======== SOURCE RECORDS ========

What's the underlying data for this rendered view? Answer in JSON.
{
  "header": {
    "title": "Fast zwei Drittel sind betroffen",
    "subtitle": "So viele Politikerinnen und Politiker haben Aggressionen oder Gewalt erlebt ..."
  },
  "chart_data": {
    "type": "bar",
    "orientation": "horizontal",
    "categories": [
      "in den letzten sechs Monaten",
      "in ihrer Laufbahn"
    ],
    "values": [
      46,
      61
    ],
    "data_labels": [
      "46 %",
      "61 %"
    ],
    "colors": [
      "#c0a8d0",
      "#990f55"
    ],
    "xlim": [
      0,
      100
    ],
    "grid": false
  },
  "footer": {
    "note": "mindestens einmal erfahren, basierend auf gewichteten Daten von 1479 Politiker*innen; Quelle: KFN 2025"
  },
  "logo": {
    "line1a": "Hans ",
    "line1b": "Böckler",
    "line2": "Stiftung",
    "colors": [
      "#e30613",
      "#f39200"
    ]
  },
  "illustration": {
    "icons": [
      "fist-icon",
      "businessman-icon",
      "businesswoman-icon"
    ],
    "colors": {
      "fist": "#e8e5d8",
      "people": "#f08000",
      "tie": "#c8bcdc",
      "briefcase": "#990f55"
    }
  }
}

========

THE EXERCISE: Return each line of the data exactly as written above.

COMPLETE ANSWER:
What's the underlying data for this rendered view? Answer in JSON.
{
  "header": {
    "title": "Fast zwei Drittel sind betroffen",
    "subtitle": "So viele Politikerinnen und Politiker haben Aggressionen oder Gewalt erlebt ..."
  },
  "chart_data": {
    "type": "bar",
    "orientation": "horizontal",
    "categories": [
      "in den letzten sechs Monaten",
      "in ihrer Laufbahn"
    ],
    "values": [
      46,
      61
    ],
    "data_labels": [
      "46 %",
      "61 %"
    ],
    "colors": [
      "#c0a8d0",
      "#990f55"
    ],
    "xlim": [
      0,
      100
    ],
    "grid": false
  },
  "footer": {
    "note": "mindestens einmal erfahren, basierend auf gewichteten Daten von 1479 Politiker*innen; Quelle: KFN 2025"
  },
  "logo": {
    "line1a": "Hans ",
    "line1b": "Böckler",
    "line2": "Stiftung",
    "colors": [
      "#e30613",
      "#f39200"
    ]
  },
  "illustration": {
    "icons": [
      "fist-icon",
      "businessman-icon",
      "businesswoman-icon"
    ],
    "colors": {
      "fist": "#e8e5d8",
      "people": "#f08000",
      "tie": "#c8bcdc",
      "briefcase": "#990f55"
    }
  }
}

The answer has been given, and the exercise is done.